Dataset records
[start]

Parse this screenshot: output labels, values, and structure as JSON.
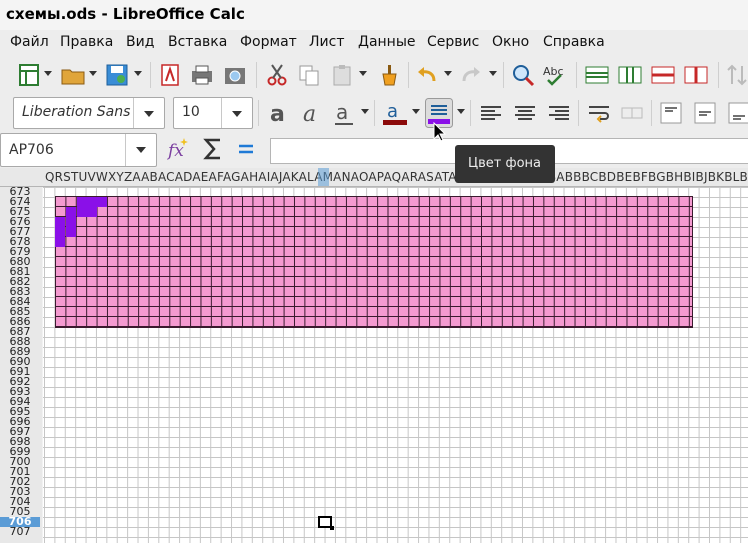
{
  "window": {
    "title": "схемы.ods - LibreOffice Calc"
  },
  "menu": [
    "Файл",
    "Правка",
    "Вид",
    "Вставка",
    "Формат",
    "Лист",
    "Данные",
    "Сервис",
    "Окно",
    "Справка"
  ],
  "toolbar2": {
    "font_name": "Liberation Sans",
    "font_size": "10"
  },
  "toolbar3": {
    "name_box": "AP706",
    "formula": ""
  },
  "tooltip": {
    "text": "Цвет фона"
  },
  "columns": "QRSTUVWXYZAABACADAEAFAGAHAIAJAKALAMANAOAPAQARASATAUAVAWAXAYAZBABBBCBDBEBFBGBHBIBJBKBLBMBNBOBPBQBRBSBTBUBVBWBXBYBZCACB",
  "rows": [
    "673",
    "674",
    "675",
    "676",
    "677",
    "678",
    "679",
    "680",
    "681",
    "682",
    "683",
    "684",
    "685",
    "686",
    "687",
    "688",
    "689",
    "690",
    "691",
    "692",
    "693",
    "694",
    "695",
    "696",
    "697",
    "698",
    "699",
    "700",
    "701",
    "702",
    "703",
    "704",
    "705",
    "706",
    "707"
  ],
  "selected_row": "706",
  "colors": {
    "fill": "#f49ad0",
    "pattern": "#8a10e8",
    "selection": "#5b9cd6"
  }
}
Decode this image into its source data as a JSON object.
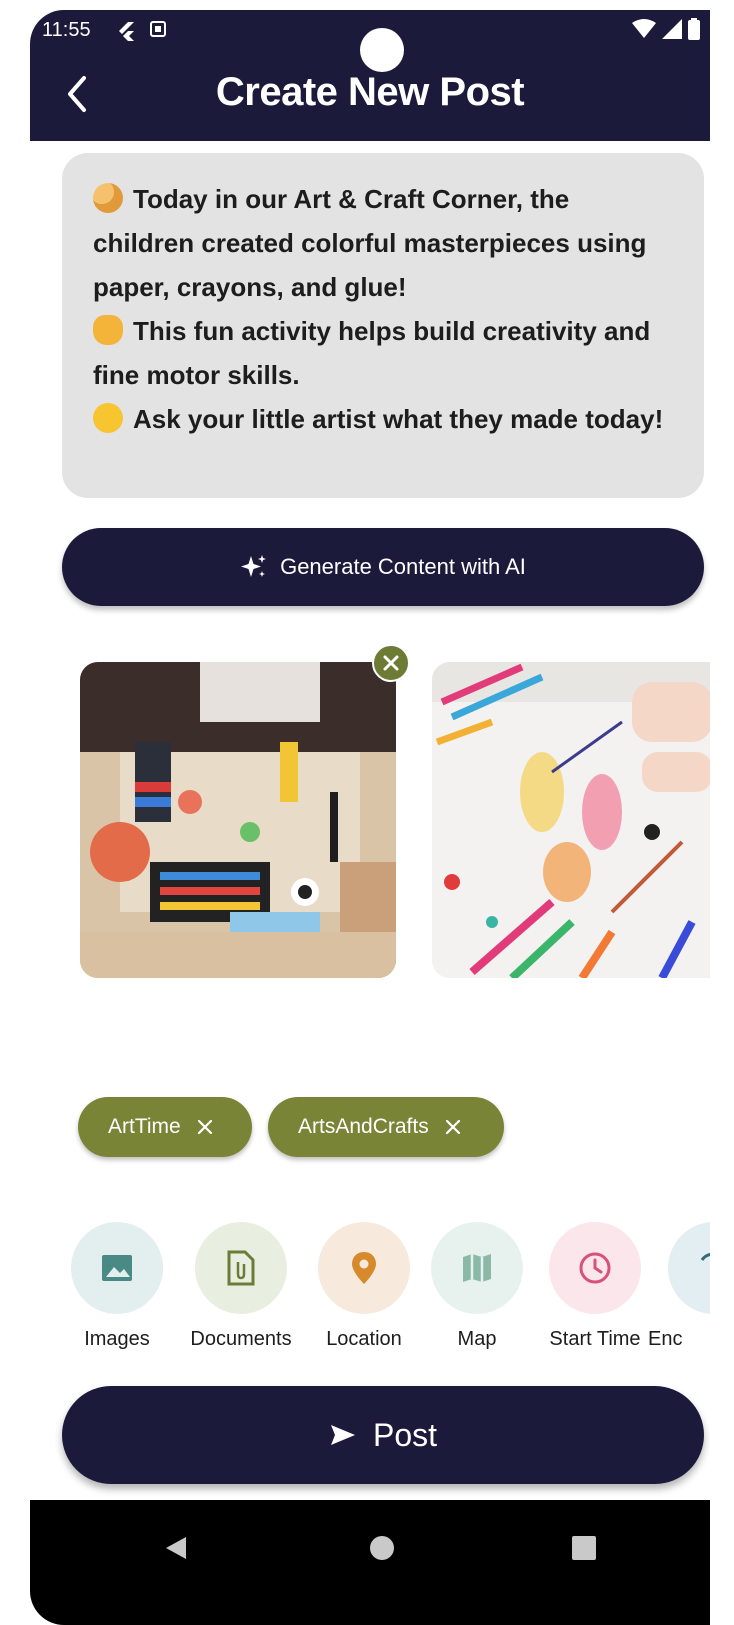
{
  "status_bar": {
    "time": "11:55"
  },
  "header": {
    "title": "Create New Post"
  },
  "post_text": {
    "lines": [
      {
        "emoji": "palette",
        "text": "Today in our Art & Craft Corner, the children created colorful masterpieces using paper, crayons, and glue!"
      },
      {
        "emoji": "raised-hand",
        "text": "This fun activity helps build creativity and fine motor skills."
      },
      {
        "emoji": "yellow-heart",
        "text": "Ask your little artist what they made today!"
      }
    ]
  },
  "ai_button": {
    "label": "Generate Content with AI"
  },
  "photos": [
    "craft-table-photo",
    "children-drawing-photo"
  ],
  "tags": [
    {
      "label": "ArtTime"
    },
    {
      "label": "ArtsAndCrafts"
    }
  ],
  "attachments": [
    {
      "label": "Images",
      "icon": "image-icon",
      "bg": "#e3eeee",
      "color": "#4a8a86"
    },
    {
      "label": "Documents",
      "icon": "document-icon",
      "bg": "#e9efe0",
      "color": "#6c7c38"
    },
    {
      "label": "Location",
      "icon": "location-pin-icon",
      "bg": "#f7eadd",
      "color": "#d68a2b"
    },
    {
      "label": "Map",
      "icon": "map-icon",
      "bg": "#e7f2ee",
      "color": "#8cb9a6"
    },
    {
      "label": "Start Time",
      "icon": "clock-icon",
      "bg": "#fbe6ec",
      "color": "#d6517c"
    },
    {
      "label": "Enc",
      "icon": "end-time-icon",
      "bg": "#e3eef3",
      "color": "#3a6a7a"
    }
  ],
  "post_button": {
    "label": "Post"
  },
  "colors": {
    "primary": "#1c1a3b",
    "chip": "#7a8436",
    "text_box": "#e3e3e3"
  }
}
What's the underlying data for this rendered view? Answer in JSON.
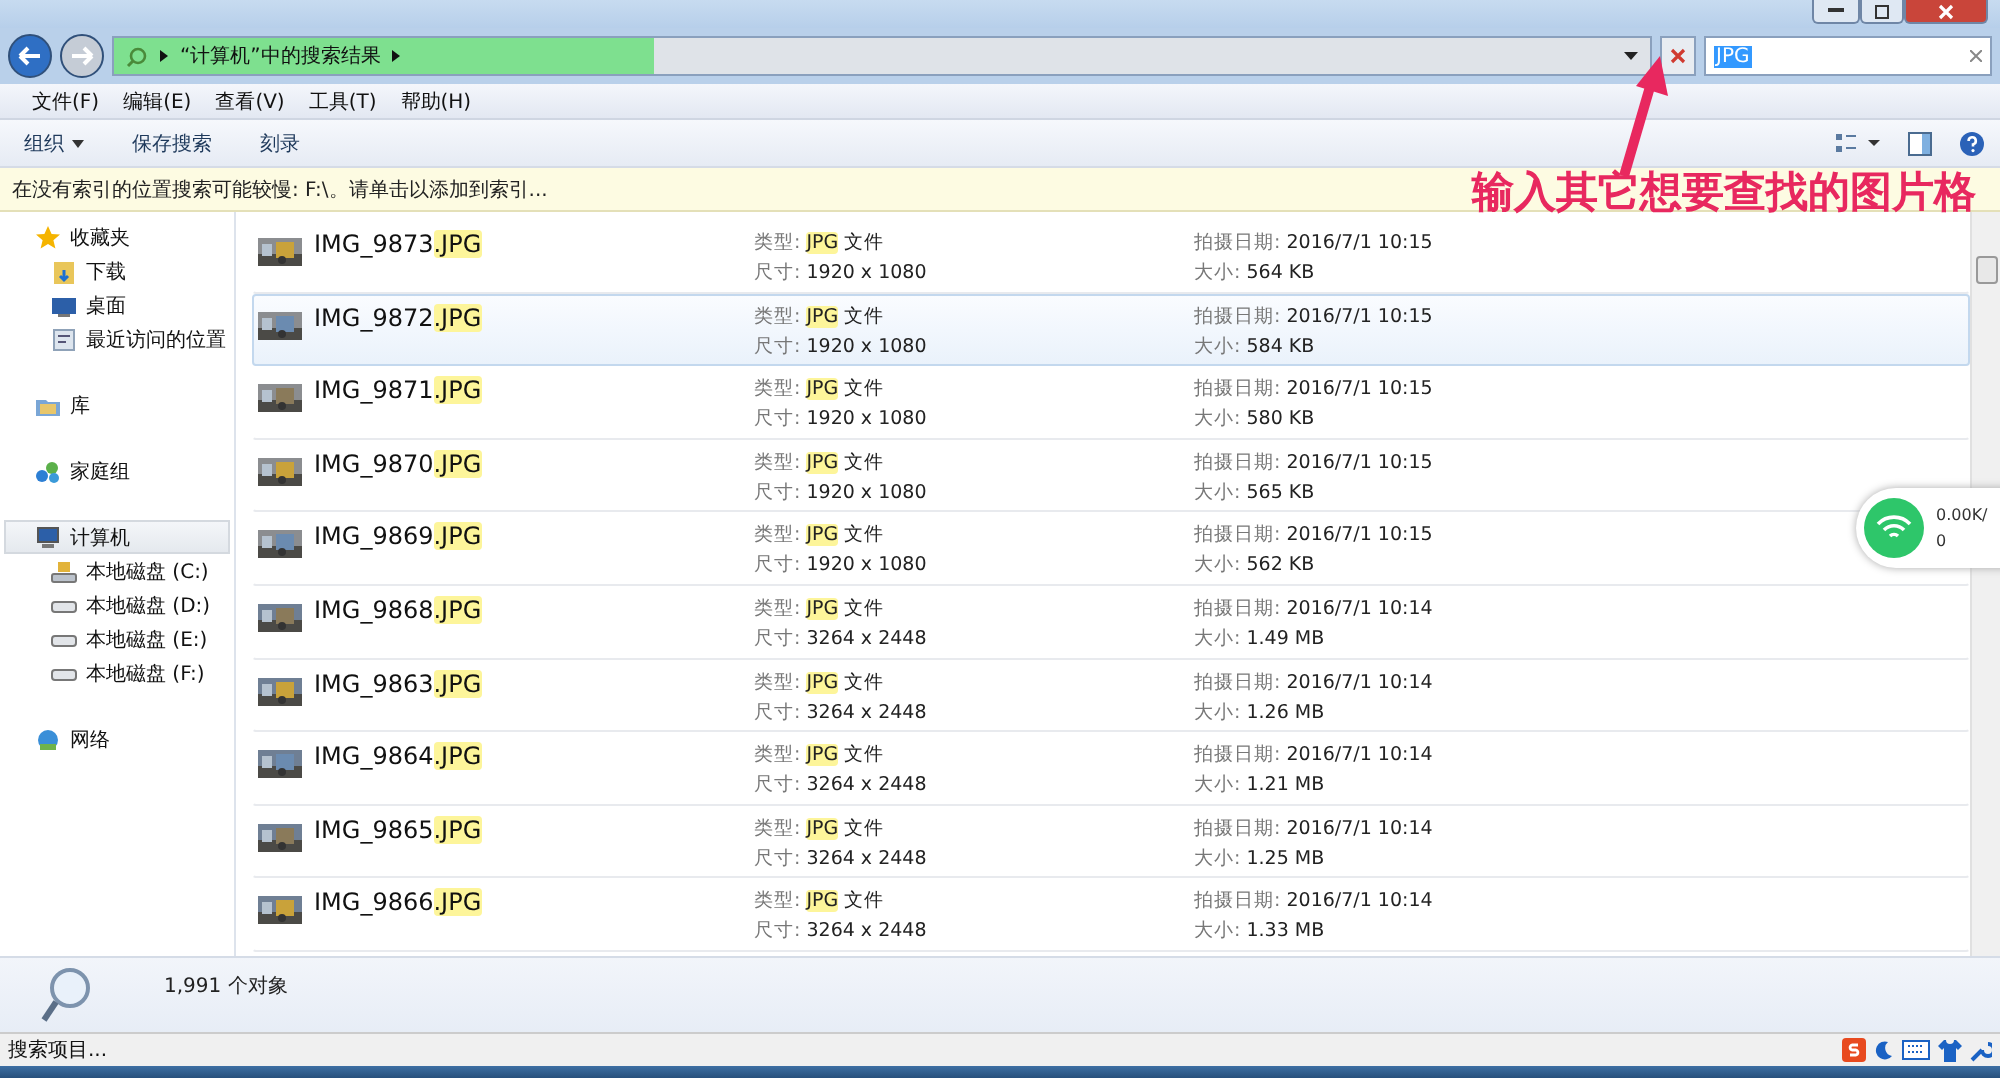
{
  "address_bar": {
    "crumbs": [
      "“计算机”中的搜索结果"
    ]
  },
  "search": {
    "value": "JPG"
  },
  "menu": [
    "文件(F)",
    "编辑(E)",
    "查看(V)",
    "工具(T)",
    "帮助(H)"
  ],
  "toolbar": [
    {
      "label": "组织",
      "kind": "dropdown"
    },
    {
      "label": "保存搜索",
      "kind": "plain"
    },
    {
      "label": "刻录",
      "kind": "plain"
    }
  ],
  "info_bar": "在没有索引的位置搜索可能较慢: F:\\。请单击以添加到索引...",
  "annotation": "输入其它想要查找的图片格",
  "sidebar": [
    {
      "label": "收藏夹",
      "kind": "star",
      "selected": false,
      "children": [
        {
          "label": "下载",
          "kind": "folder",
          "selected": false
        },
        {
          "label": "桌面",
          "kind": "desktop",
          "selected": false
        },
        {
          "label": "最近访问的位置",
          "kind": "recent",
          "selected": false
        }
      ]
    },
    {
      "label": "库",
      "kind": "library",
      "selected": false
    },
    {
      "label": "家庭组",
      "kind": "homegroup",
      "selected": false
    },
    {
      "label": "计算机",
      "kind": "computer",
      "selected": true,
      "children": [
        {
          "label": "本地磁盘 (C:)",
          "kind": "system-drive",
          "selected": false
        },
        {
          "label": "本地磁盘 (D:)",
          "kind": "drive",
          "selected": false
        },
        {
          "label": "本地磁盘 (E:)",
          "kind": "drive",
          "selected": false
        },
        {
          "label": "本地磁盘 (F:)",
          "kind": "drive",
          "selected": false
        }
      ]
    },
    {
      "label": "网络",
      "kind": "network",
      "selected": false
    }
  ],
  "files": [
    {
      "name": "IMG_9873",
      "match": ".JPG",
      "type_label": "类型:",
      "type_match": "JPG",
      "type_suffix": "文件",
      "dims_label": "尺寸:",
      "dims": "1920 x 1080",
      "date_label": "拍摄日期:",
      "date": "2016/7/1 10:15",
      "size_label": "大小:",
      "size": "564 KB",
      "selected": false
    },
    {
      "name": "IMG_9872",
      "match": ".JPG",
      "type_label": "类型:",
      "type_match": "JPG",
      "type_suffix": "文件",
      "dims_label": "尺寸:",
      "dims": "1920 x 1080",
      "date_label": "拍摄日期:",
      "date": "2016/7/1 10:15",
      "size_label": "大小:",
      "size": "584 KB",
      "selected": true
    },
    {
      "name": "IMG_9871",
      "match": ".JPG",
      "type_label": "类型:",
      "type_match": "JPG",
      "type_suffix": "文件",
      "dims_label": "尺寸:",
      "dims": "1920 x 1080",
      "date_label": "拍摄日期:",
      "date": "2016/7/1 10:15",
      "size_label": "大小:",
      "size": "580 KB",
      "selected": false
    },
    {
      "name": "IMG_9870",
      "match": ".JPG",
      "type_label": "类型:",
      "type_match": "JPG",
      "type_suffix": "文件",
      "dims_label": "尺寸:",
      "dims": "1920 x 1080",
      "date_label": "拍摄日期:",
      "date": "2016/7/1 10:15",
      "size_label": "大小:",
      "size": "565 KB",
      "selected": false
    },
    {
      "name": "IMG_9869",
      "match": ".JPG",
      "type_label": "类型:",
      "type_match": "JPG",
      "type_suffix": "文件",
      "dims_label": "尺寸:",
      "dims": "1920 x 1080",
      "date_label": "拍摄日期:",
      "date": "2016/7/1 10:15",
      "size_label": "大小:",
      "size": "562 KB",
      "selected": false
    },
    {
      "name": "IMG_9868",
      "match": ".JPG",
      "type_label": "类型:",
      "type_match": "JPG",
      "type_suffix": "文件",
      "dims_label": "尺寸:",
      "dims": "3264 x 2448",
      "date_label": "拍摄日期:",
      "date": "2016/7/1 10:14",
      "size_label": "大小:",
      "size": "1.49 MB",
      "selected": false
    },
    {
      "name": "IMG_9863",
      "match": ".JPG",
      "type_label": "类型:",
      "type_match": "JPG",
      "type_suffix": "文件",
      "dims_label": "尺寸:",
      "dims": "3264 x 2448",
      "date_label": "拍摄日期:",
      "date": "2016/7/1 10:14",
      "size_label": "大小:",
      "size": "1.26 MB",
      "selected": false
    },
    {
      "name": "IMG_9864",
      "match": ".JPG",
      "type_label": "类型:",
      "type_match": "JPG",
      "type_suffix": "文件",
      "dims_label": "尺寸:",
      "dims": "3264 x 2448",
      "date_label": "拍摄日期:",
      "date": "2016/7/1 10:14",
      "size_label": "大小:",
      "size": "1.21 MB",
      "selected": false
    },
    {
      "name": "IMG_9865",
      "match": ".JPG",
      "type_label": "类型:",
      "type_match": "JPG",
      "type_suffix": "文件",
      "dims_label": "尺寸:",
      "dims": "3264 x 2448",
      "date_label": "拍摄日期:",
      "date": "2016/7/1 10:14",
      "size_label": "大小:",
      "size": "1.25 MB",
      "selected": false
    },
    {
      "name": "IMG_9866",
      "match": ".JPG",
      "type_label": "类型:",
      "type_match": "JPG",
      "type_suffix": "文件",
      "dims_label": "尺寸:",
      "dims": "3264 x 2448",
      "date_label": "拍摄日期:",
      "date": "2016/7/1 10:14",
      "size_label": "大小:",
      "size": "1.33 MB",
      "selected": false
    }
  ],
  "details": {
    "count": "1,991 个对象"
  },
  "status_bar": {
    "text": "搜索项目..."
  },
  "net_widget": {
    "speed": "0.00K/",
    "count": "0"
  }
}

[end]

- **TASK DETAILS**: How many lines of the listing include the string "icon"? Answer with the number alone.

- **EXPECTED ANSWER**: 6